* EXERCISE REQUIREMENTS
Identify each line below containing the string "Task" and copy it.

start

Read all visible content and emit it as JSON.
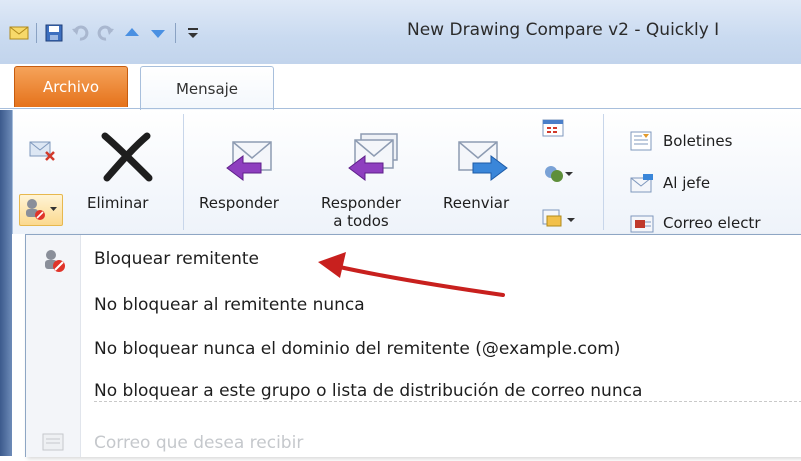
{
  "window": {
    "title": "New Drawing Compare v2 - Quickly I"
  },
  "tabs": [
    {
      "label": "Archivo",
      "active": false,
      "color": "#e5721b"
    },
    {
      "label": "Mensaje",
      "active": true
    }
  ],
  "ribbon": {
    "delete": {
      "label": "Eliminar"
    },
    "reply": {
      "label": "Responder"
    },
    "reply_all": {
      "label": "Responder\na todos",
      "line1": "Responder",
      "line2": "a todos"
    },
    "forward": {
      "label": "Reenviar"
    },
    "quick_steps": [
      "Boletines",
      "Al jefe",
      "Correo electr"
    ]
  },
  "junk_menu": {
    "items": [
      {
        "label": "Bloquear remitente",
        "enabled": true
      },
      {
        "label": "No bloquear al remitente nunca",
        "enabled": true
      },
      {
        "label": "No bloquear nunca el dominio del remitente (@example.com)",
        "enabled": true
      },
      {
        "label": "No bloquear a este grupo o lista de distribución de correo nunca",
        "enabled": true
      },
      {
        "label": "Correo que desea recibir",
        "enabled": false
      }
    ]
  },
  "annotation": {
    "arrow_color": "#c8201e"
  },
  "icons": [
    "mail-icon",
    "save-icon",
    "undo-icon",
    "redo-icon",
    "up-icon",
    "down-icon",
    "customize-icon",
    "ignore-icon",
    "delete-x-icon",
    "junk-icon",
    "reply-icon",
    "reply-all-icon",
    "forward-icon",
    "meeting-icon",
    "more-icon",
    "newsletter-icon",
    "to-manager-icon",
    "email-icon",
    "block-sender-icon",
    "safe-list-icon"
  ]
}
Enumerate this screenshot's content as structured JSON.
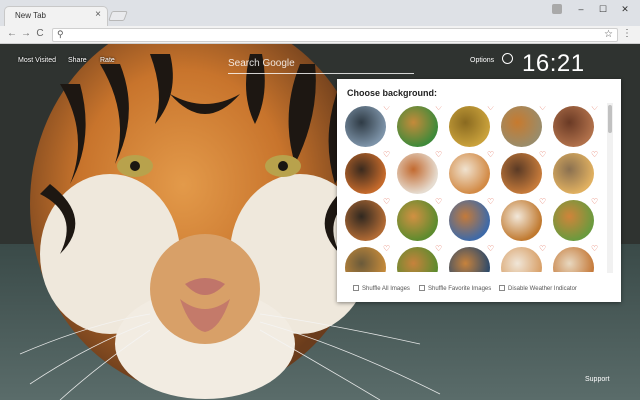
{
  "browser": {
    "tab_title": "New Tab",
    "tab_close": "×",
    "window_controls": [
      "–",
      "☐",
      "✕"
    ],
    "nav": {
      "back": "←",
      "forward": "→",
      "reload": "C"
    },
    "omnibox": {
      "search_glyph": "⚲",
      "star_glyph": "☆",
      "menu_glyph": "⋮"
    }
  },
  "overlay": {
    "nav_items": [
      "Most Visited",
      "Share",
      "Rate"
    ],
    "search_placeholder": "Search Google",
    "options_label": "Options",
    "clock": "16:21",
    "support_label": "Support"
  },
  "panel": {
    "title": "Choose background:",
    "options": [
      "Shuffle All Images",
      "Shuffle Favorite Images",
      "Disable Weather Indicator"
    ],
    "thumbnails": [
      {
        "name": "thumb-1",
        "colors": [
          "#7d93a8",
          "#2f3b45"
        ]
      },
      {
        "name": "thumb-2",
        "colors": [
          "#3f8a3a",
          "#c58a3a"
        ]
      },
      {
        "name": "thumb-3",
        "colors": [
          "#c9a13b",
          "#8a6a20"
        ]
      },
      {
        "name": "thumb-4",
        "colors": [
          "#9a8c6a",
          "#c77a2e"
        ]
      },
      {
        "name": "thumb-5",
        "colors": [
          "#b0704a",
          "#6a3a25"
        ]
      },
      {
        "name": "thumb-6",
        "colors": [
          "#c56a2b",
          "#3a2a1e"
        ]
      },
      {
        "name": "thumb-7",
        "colors": [
          "#e6dcd0",
          "#c26a30"
        ]
      },
      {
        "name": "thumb-8",
        "colors": [
          "#d28a45",
          "#f0e2cf"
        ]
      },
      {
        "name": "thumb-9",
        "colors": [
          "#c57a3a",
          "#5a3a25"
        ]
      },
      {
        "name": "thumb-10",
        "colors": [
          "#e0b060",
          "#8a7050"
        ]
      },
      {
        "name": "thumb-11",
        "colors": [
          "#b06a34",
          "#302820"
        ]
      },
      {
        "name": "thumb-12",
        "colors": [
          "#5d8b2e",
          "#d29042"
        ]
      },
      {
        "name": "thumb-13",
        "colors": [
          "#3e6aa8",
          "#c47a3a"
        ]
      },
      {
        "name": "thumb-14",
        "colors": [
          "#c0792f",
          "#f2e8da"
        ]
      },
      {
        "name": "thumb-15",
        "colors": [
          "#6a9a3e",
          "#d0843a"
        ]
      },
      {
        "name": "thumb-16",
        "colors": [
          "#c58a3a",
          "#6a5a3a"
        ]
      },
      {
        "name": "thumb-17",
        "colors": [
          "#5d8b2e",
          "#c7823c"
        ]
      },
      {
        "name": "thumb-18",
        "colors": [
          "#2e4a6a",
          "#c7823c"
        ]
      },
      {
        "name": "thumb-19",
        "colors": [
          "#d8a068",
          "#f0e6d8"
        ]
      },
      {
        "name": "thumb-20",
        "colors": [
          "#c57a3a",
          "#e8d8c0"
        ]
      }
    ],
    "heart_glyph": "♡"
  },
  "colors": {
    "accent_heart": "#e0604a"
  }
}
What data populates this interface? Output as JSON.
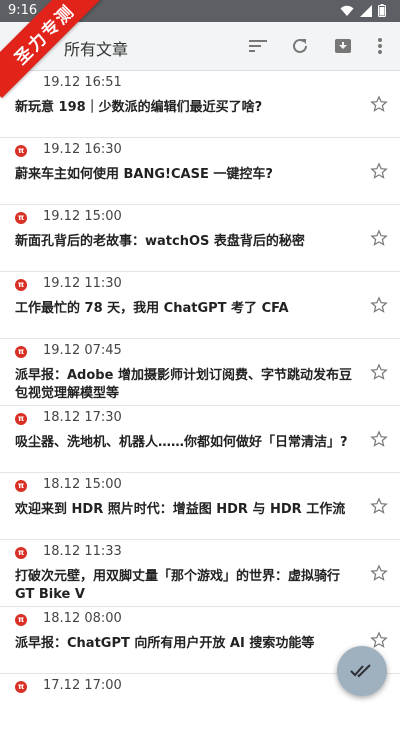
{
  "statusbar": {
    "time": "9:16"
  },
  "ribbon": {
    "text": "圣力专测"
  },
  "toolbar": {
    "title": "所有文章"
  },
  "articles": [
    {
      "date": "19.12 16:51",
      "title": "新玩意 198｜少数派的编辑们最近买了啥?"
    },
    {
      "date": "19.12 16:30",
      "title": "蔚来车主如何使用 BANG!CASE 一键控车?"
    },
    {
      "date": "19.12 15:00",
      "title": "新面孔背后的老故事：watchOS 表盘背后的秘密"
    },
    {
      "date": "19.12 11:30",
      "title": "工作最忙的 78 天，我用 ChatGPT 考了 CFA"
    },
    {
      "date": "19.12 07:45",
      "title": "派早报：Adobe 增加摄影师计划订阅费、字节跳动发布豆包视觉理解模型等"
    },
    {
      "date": "18.12 17:30",
      "title": "吸尘器、洗地机、机器人……你都如何做好「日常清洁」?"
    },
    {
      "date": "18.12 15:00",
      "title": "欢迎来到 HDR 照片时代：增益图 HDR 与 HDR 工作流"
    },
    {
      "date": "18.12 11:33",
      "title": "打破次元壁，用双脚丈量「那个游戏」的世界：虚拟骑行 GT Bike V"
    },
    {
      "date": "18.12 08:00",
      "title": "派早报：ChatGPT 向所有用户开放 AI 搜索功能等"
    },
    {
      "date": "17.12 17:00",
      "title": ""
    }
  ],
  "icons": {
    "source_badge": "π",
    "accent": "#d93025"
  }
}
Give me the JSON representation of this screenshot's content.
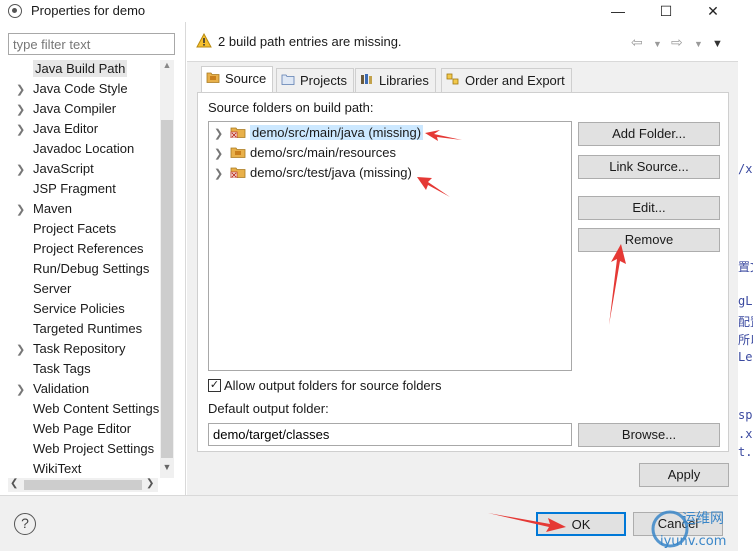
{
  "window": {
    "title": "Properties for demo",
    "controls": [
      "—",
      "☐",
      "✕"
    ]
  },
  "filter": {
    "placeholder": "type filter text"
  },
  "sidebar": {
    "items": [
      {
        "label": "Java Build Path",
        "expandable": false,
        "selected": true
      },
      {
        "label": "Java Code Style",
        "expandable": true
      },
      {
        "label": "Java Compiler",
        "expandable": true
      },
      {
        "label": "Java Editor",
        "expandable": true
      },
      {
        "label": "Javadoc Location",
        "expandable": false
      },
      {
        "label": "JavaScript",
        "expandable": true
      },
      {
        "label": "JSP Fragment",
        "expandable": false
      },
      {
        "label": "Maven",
        "expandable": true
      },
      {
        "label": "Project Facets",
        "expandable": false
      },
      {
        "label": "Project References",
        "expandable": false
      },
      {
        "label": "Run/Debug Settings",
        "expandable": false
      },
      {
        "label": "Server",
        "expandable": false
      },
      {
        "label": "Service Policies",
        "expandable": false
      },
      {
        "label": "Targeted Runtimes",
        "expandable": false
      },
      {
        "label": "Task Repository",
        "expandable": true
      },
      {
        "label": "Task Tags",
        "expandable": false
      },
      {
        "label": "Validation",
        "expandable": true
      },
      {
        "label": "Web Content Settings",
        "expandable": false
      },
      {
        "label": "Web Page Editor",
        "expandable": false
      },
      {
        "label": "Web Project Settings",
        "expandable": false
      },
      {
        "label": "WikiText",
        "expandable": false
      }
    ]
  },
  "message": {
    "text": "2 build path entries are missing.",
    "icon": "warning-icon"
  },
  "tabs": [
    {
      "label": "Source",
      "icon": "source-icon",
      "active": true
    },
    {
      "label": "Projects",
      "icon": "projects-icon"
    },
    {
      "label": "Libraries",
      "icon": "libraries-icon"
    },
    {
      "label": "Order and Export",
      "icon": "order-export-icon"
    }
  ],
  "source": {
    "label": "Source folders on build path:",
    "folders": [
      {
        "label": "demo/src/main/java (missing)",
        "missing": true,
        "selected": true
      },
      {
        "label": "demo/src/main/resources",
        "missing": false
      },
      {
        "label": "demo/src/test/java (missing)",
        "missing": true
      }
    ],
    "buttons": {
      "add_folder": "Add Folder...",
      "link_source": "Link Source...",
      "edit": "Edit...",
      "remove": "Remove"
    },
    "allow_output_label": "Allow output folders for source folders",
    "allow_output_checked": true,
    "default_output_label": "Default output folder:",
    "default_output_value": "demo/target/classes",
    "browse": "Browse..."
  },
  "apply": "Apply",
  "ok": "OK",
  "cancel": "Cancel",
  "watermark": {
    "cn": "运维网",
    "en": "iyunv.com"
  },
  "background_fragments": [
    "/x",
    "置文",
    "gLo",
    "配置",
    "所以",
    "Lef",
    "sp",
    ".x",
    "t."
  ],
  "colors": {
    "selection": "#cce8ff",
    "arrow": "#e53935",
    "panel": "#f0f0f0",
    "ok_border": "#0078d7"
  }
}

end

* FULL OUTPUT
        "label": "Task Repository",
        "label": "Task Tags",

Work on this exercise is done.